+++ Source data +++
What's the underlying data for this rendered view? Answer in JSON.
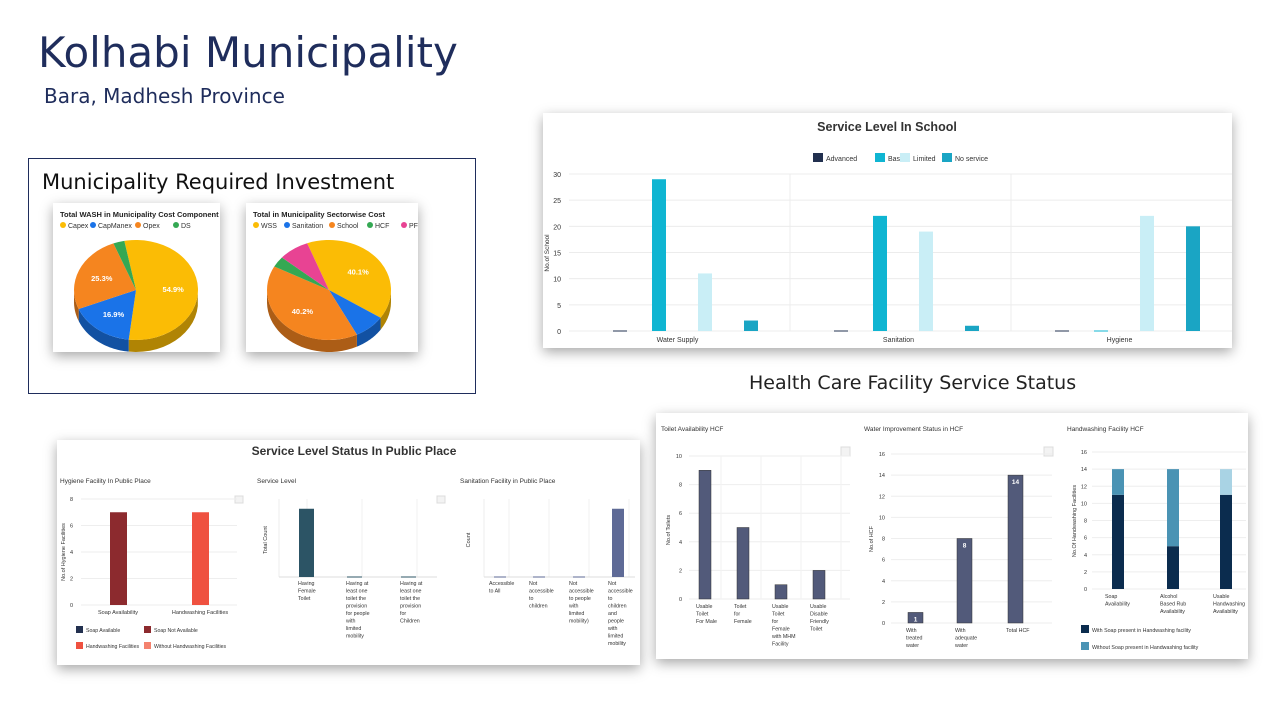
{
  "title": "Kolhabi Municipality",
  "subtitle": "Bara, Madhesh Province",
  "investment": {
    "heading": "Municipality Required Investment"
  },
  "hcf_heading": "Health Care Facility Service Status",
  "chart_data": [
    {
      "id": "pie1",
      "type": "pie",
      "title": "Total WASH in Municipality Cost Component",
      "legend": [
        "Capex",
        "CapManex",
        "Opex",
        "DS"
      ],
      "colors": [
        "#fbbc05",
        "#1a73e8",
        "#f5851f",
        "#34a853"
      ],
      "values": [
        54.9,
        16.9,
        25.3,
        2.9
      ],
      "labels": [
        "54.9%",
        "16.9%",
        "25.3%",
        ""
      ]
    },
    {
      "id": "pie2",
      "type": "pie",
      "title": "Total in Municipality Sectorwise Cost",
      "legend": [
        "WSS",
        "Sanitation",
        "School",
        "HCF",
        "PF"
      ],
      "colors": [
        "#fbbc05",
        "#1a73e8",
        "#f5851f",
        "#34a853",
        "#e84393"
      ],
      "values": [
        40.1,
        8.2,
        40.2,
        3.5,
        8.0
      ],
      "labels": [
        "40.1%",
        "",
        "40.2%",
        "",
        ""
      ]
    },
    {
      "id": "school",
      "type": "bar",
      "title": "Service Level In School",
      "categories": [
        "Water Supply",
        "Sanitation",
        "Hygiene"
      ],
      "series": [
        {
          "name": "Advanced",
          "color": "#22304f",
          "values": [
            0,
            0,
            0
          ]
        },
        {
          "name": "Basic",
          "color": "#0fb5d2",
          "values": [
            29,
            22,
            0
          ]
        },
        {
          "name": "Limited",
          "color": "#c9eef6",
          "values": [
            11,
            19,
            22
          ]
        },
        {
          "name": "No service",
          "color": "#1aa5c4",
          "values": [
            2,
            1,
            20
          ]
        }
      ],
      "ylabel": "No.of School",
      "yticks": [
        "0",
        "5",
        "10",
        "15",
        "20",
        "25",
        "30"
      ],
      "ylim": [
        0,
        30
      ]
    },
    {
      "id": "public",
      "type": "bar",
      "title": "Service Level Status In Public Place",
      "panels": [
        {
          "id": "hygiene",
          "title": "Hygiene Facility In Public Place",
          "ylabel": "No.of Hygiene Facilities",
          "yticks": [
            "0",
            "2",
            "4",
            "6",
            "8"
          ],
          "ylim": [
            0,
            8
          ],
          "categories": [
            "Soap Availability",
            "Handwashing Facilities"
          ],
          "values": [
            7,
            7
          ],
          "colors": [
            "#8c2a2e",
            "#ef5140"
          ],
          "legend": [
            {
              "label": "Soap Available",
              "color": "#22304f"
            },
            {
              "label": "Soap Not Available",
              "color": "#8c2a2e"
            },
            {
              "label": "Handwashing Facilities",
              "color": "#ef5140"
            },
            {
              "label": "Without Handwashing Facilities",
              "color": "#f4826e"
            }
          ]
        },
        {
          "id": "service",
          "title": "Service Level",
          "ylabel": "Total Count",
          "categories": [
            "Having Female Toilet",
            "Having at least one toilet the provision for people with limited mobility",
            "Having at least one toilet the provision for Children"
          ],
          "values": [
            7,
            0,
            0
          ],
          "ylim": [
            0,
            8
          ],
          "color": "#2c5465"
        },
        {
          "id": "sanitation",
          "title": "Sanitation Facility in Public Place",
          "ylabel": "Count",
          "categories": [
            "Accessible to All",
            "Not accessible to children",
            "Not accessible to people with limited mobility)",
            "Not accessible to children and people with limited mobility"
          ],
          "values": [
            0,
            0,
            0,
            7
          ],
          "ylim": [
            0,
            8
          ],
          "color": "#5e6a96"
        }
      ]
    },
    {
      "id": "hcf",
      "type": "bar",
      "panels": [
        {
          "id": "toilet",
          "title": "Toilet Availability HCF",
          "ylabel": "No.of Toilets",
          "yticks": [
            "0",
            "2",
            "4",
            "6",
            "8",
            "10"
          ],
          "ylim": [
            0,
            10
          ],
          "categories": [
            "Usable Toilet For Male",
            "Toilet for Female",
            "Usable Toilet for Female with MHM Facility",
            "Usable Disable Friendly Toilet"
          ],
          "values": [
            9,
            5,
            1,
            2
          ],
          "color": "#525a7a"
        },
        {
          "id": "water",
          "title": "Water Improvement Status in HCF",
          "ylabel": "No.of HCF",
          "yticks": [
            "0",
            "2",
            "4",
            "6",
            "8",
            "10",
            "12",
            "14",
            "16"
          ],
          "ylim": [
            0,
            16
          ],
          "categories": [
            "With treated water",
            "With adequate water",
            "Total HCF"
          ],
          "values": [
            1,
            8,
            14
          ],
          "labels": [
            "1",
            "8",
            "14"
          ],
          "color": "#525a7a"
        },
        {
          "id": "handwash",
          "title": "Handwashing Facility HCF",
          "ylabel": "No.Of Handwashing Facilities",
          "yticks": [
            "0",
            "2",
            "4",
            "6",
            "8",
            "10",
            "12",
            "14",
            "16"
          ],
          "ylim": [
            0,
            16
          ],
          "categories": [
            "Soap Availability",
            "Alcohol Based Rub Availability",
            "Usable Handwashing Availability"
          ],
          "series": [
            {
              "name": "With Soap present in Handwashing facility",
              "color": "#0b2c4e",
              "values": [
                11,
                5,
                11
              ]
            },
            {
              "name": "Without Soap present in Handwashing facility",
              "color": "#4a93b4",
              "values": [
                3,
                9,
                3
              ]
            }
          ],
          "top_color": "#a9d3e4"
        }
      ]
    }
  ]
}
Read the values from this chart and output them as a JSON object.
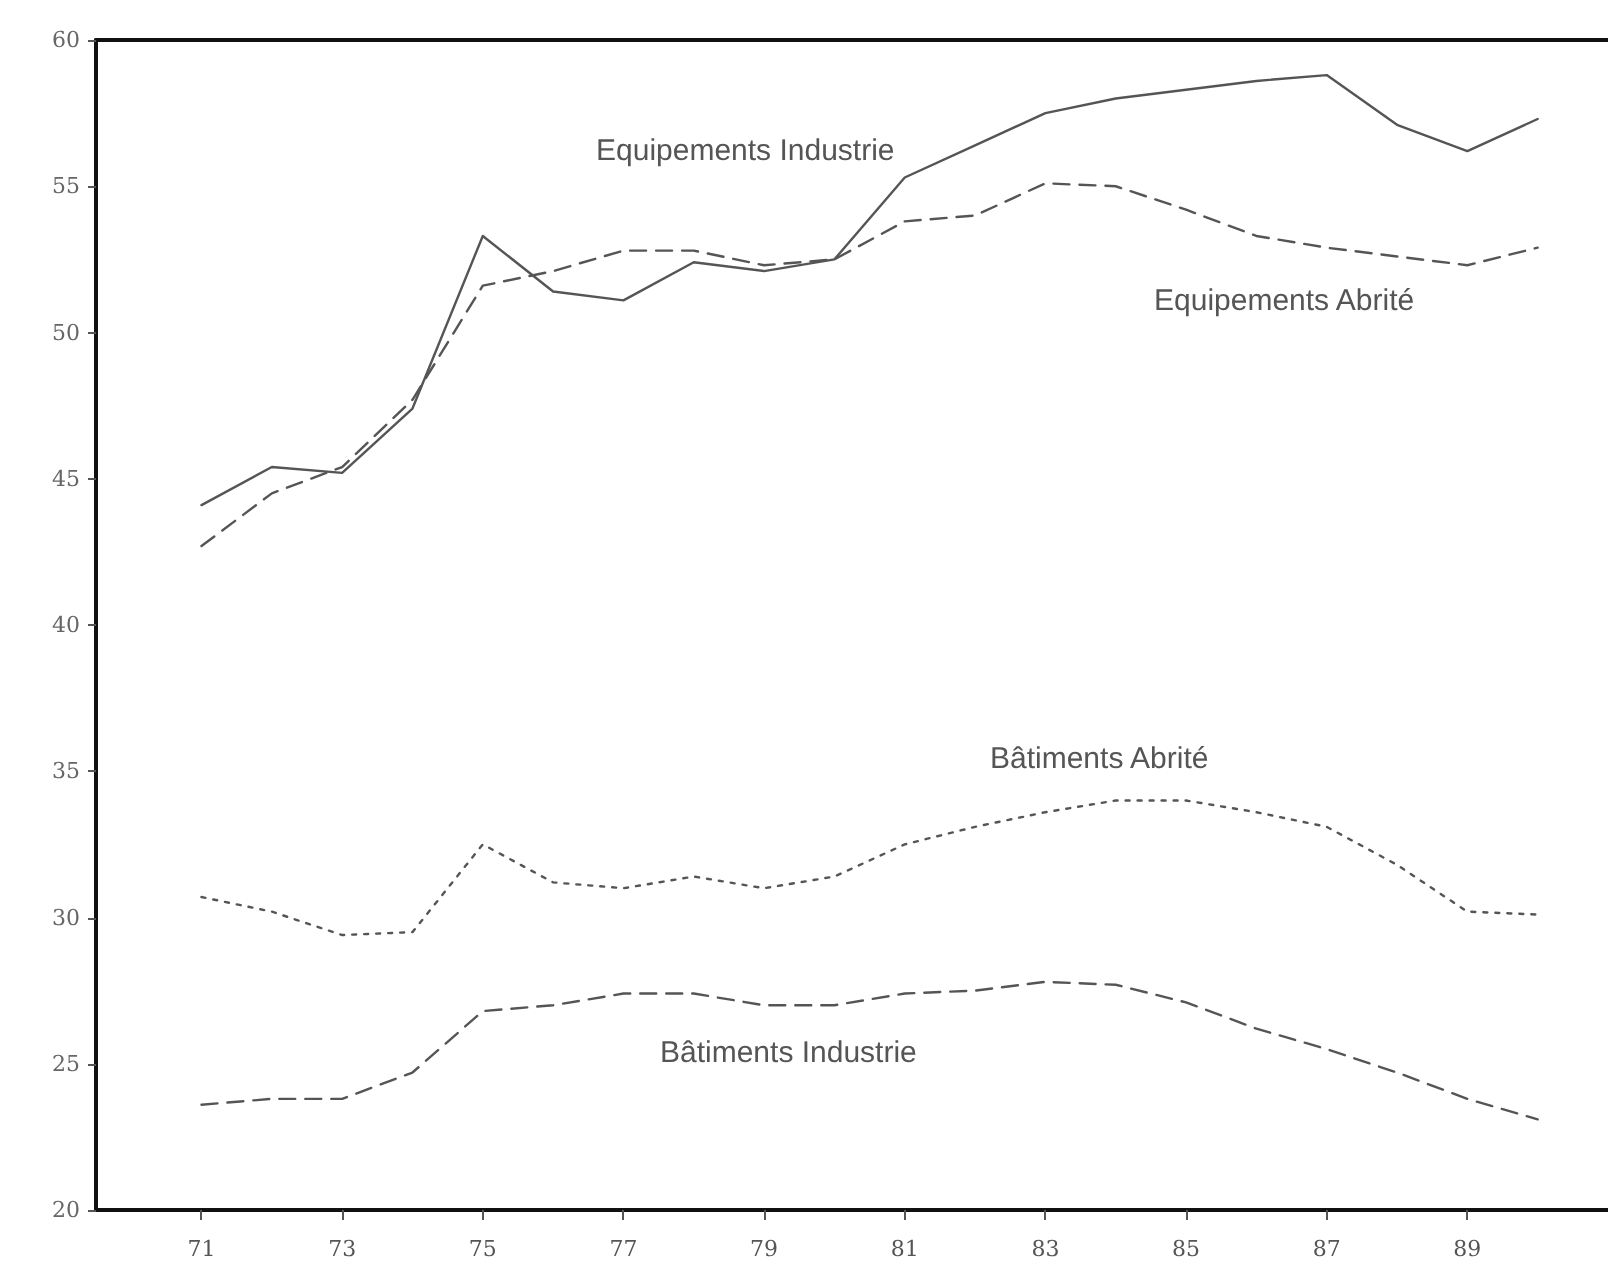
+++
> **Exercise aim**:
Leave out all images, then reproduce the entries above exactly.

> **Final result**:
What's the underlying data for this rendered view? Answer in JSON.
{
  "title": "Kolhabi Municipality",
  "subtitle": "Bara, Madhesh Province",
  "investment": {
    "heading": "Municipality Required Investment"
  },
  "hcf_heading": "Health Care Facility Service Status",
  "chart_data": [
    {
      "id": "pie1",
      "type": "pie",
      "title": "Total WASH in Municipality Cost Component",
      "legend": [
        "Capex",
        "CapManex",
        "Opex",
        "DS"
      ],
      "colors": [
        "#fbbc05",
        "#1a73e8",
        "#f5851f",
        "#34a853"
      ],
      "values": [
        54.9,
        16.9,
        25.3,
        2.9
      ],
      "labels": [
        "54.9%",
        "16.9%",
        "25.3%",
        ""
      ]
    },
    {
      "id": "pie2",
      "type": "pie",
      "title": "Total in Municipality Sectorwise Cost",
      "legend": [
        "WSS",
        "Sanitation",
        "School",
        "HCF",
        "PF"
      ],
      "colors": [
        "#fbbc05",
        "#1a73e8",
        "#f5851f",
        "#34a853",
        "#e84393"
      ],
      "values": [
        40.1,
        8.2,
        40.2,
        3.5,
        8.0
      ],
      "labels": [
        "40.1%",
        "",
        "40.2%",
        "",
        ""
      ]
    },
    {
      "id": "school",
      "type": "bar",
      "title": "Service Level In School",
      "categories": [
        "Water Supply",
        "Sanitation",
        "Hygiene"
      ],
      "series": [
        {
          "name": "Advanced",
          "color": "#22304f",
          "values": [
            0,
            0,
            0
          ]
        },
        {
          "name": "Basic",
          "color": "#0fb5d2",
          "values": [
            29,
            22,
            0
          ]
        },
        {
          "name": "Limited",
          "color": "#c9eef6",
          "values": [
            11,
            19,
            22
          ]
        },
        {
          "name": "No service",
          "color": "#1aa5c4",
          "values": [
            2,
            1,
            20
          ]
        }
      ],
      "ylabel": "No.of School",
      "yticks": [
        "0",
        "5",
        "10",
        "15",
        "20",
        "25",
        "30"
      ],
      "ylim": [
        0,
        30
      ]
    },
    {
      "id": "public",
      "type": "bar",
      "title": "Service Level Status In Public Place",
      "panels": [
        {
          "id": "hygiene",
          "title": "Hygiene Facility In Public Place",
          "ylabel": "No.of Hygiene Facilities",
          "yticks": [
            "0",
            "2",
            "4",
            "6",
            "8"
          ],
          "ylim": [
            0,
            8
          ],
          "categories": [
            "Soap Availability",
            "Handwashing Facilities"
          ],
          "values": [
            7,
            7
          ],
          "colors": [
            "#8c2a2e",
            "#ef5140"
          ],
          "legend": [
            {
              "label": "Soap Available",
              "color": "#22304f"
            },
            {
              "label": "Soap Not Available",
              "color": "#8c2a2e"
            },
            {
              "label": "Handwashing Facilities",
              "color": "#ef5140"
            },
            {
              "label": "Without Handwashing Facilities",
              "color": "#f4826e"
            }
          ]
        },
        {
          "id": "service",
          "title": "Service Level",
          "ylabel": "Total Count",
          "categories": [
            "Having Female Toilet",
            "Having at least one toilet the provision for people with limited mobility",
            "Having at least one toilet the provision for Children"
          ],
          "values": [
            7,
            0,
            0
          ],
          "ylim": [
            0,
            8
          ],
          "color": "#2c5465"
        },
        {
          "id": "sanitation",
          "title": "Sanitation Facility in Public Place",
          "ylabel": "Count",
          "categories": [
            "Accessible to All",
            "Not accessible to children",
            "Not accessible to people with limited mobility)",
            "Not accessible to children and people with limited mobility"
          ],
          "values": [
            0,
            0,
            0,
            7
          ],
          "ylim": [
            0,
            8
          ],
          "color": "#5e6a96"
        }
      ]
    },
    {
      "id": "hcf",
      "type": "bar",
      "panels": [
        {
          "id": "toilet",
          "title": "Toilet Availability HCF",
          "ylabel": "No.of Toilets",
          "yticks": [
            "0",
            "2",
            "4",
            "6",
            "8",
            "10"
          ],
          "ylim": [
            0,
            10
          ],
          "categories": [
            "Usable Toilet For Male",
            "Toilet for Female",
            "Usable Toilet for Female with MHM Facility",
            "Usable Disable Friendly Toilet"
          ],
          "values": [
            9,
            5,
            1,
            2
          ],
          "color": "#525a7a"
        },
        {
          "id": "water",
          "title": "Water Improvement Status in HCF",
          "ylabel": "No.of HCF",
          "yticks": [
            "0",
            "2",
            "4",
            "6",
            "8",
            "10",
            "12",
            "14",
            "16"
          ],
          "ylim": [
            0,
            16
          ],
          "categories": [
            "With treated water",
            "With adequate water",
            "Total HCF"
          ],
          "values": [
            1,
            8,
            14
          ],
          "labels": [
            "1",
            "8",
            "14"
          ],
          "color": "#525a7a"
        },
        {
          "id": "handwash",
          "title": "Handwashing Facility HCF",
          "ylabel": "No.Of Handwashing Facilities",
          "yticks": [
            "0",
            "2",
            "4",
            "6",
            "8",
            "10",
            "12",
            "14",
            "16"
          ],
          "ylim": [
            0,
            16
          ],
          "categories": [
            "Soap Availability",
            "Alcohol Based Rub Availability",
            "Usable Handwashing Availability"
          ],
          "series": [
            {
              "name": "With Soap present in Handwashing facility",
              "color": "#0b2c4e",
              "values": [
                11,
                5,
                11
              ]
            },
            {
              "name": "Without Soap present in Handwashing facility",
              "color": "#4a93b4",
              "values": [
                3,
                9,
                3
              ]
            }
          ],
          "top_color": "#a9d3e4"
        }
      ]
    }
  ]
}
Read the values from this chart and output them as a JSON object.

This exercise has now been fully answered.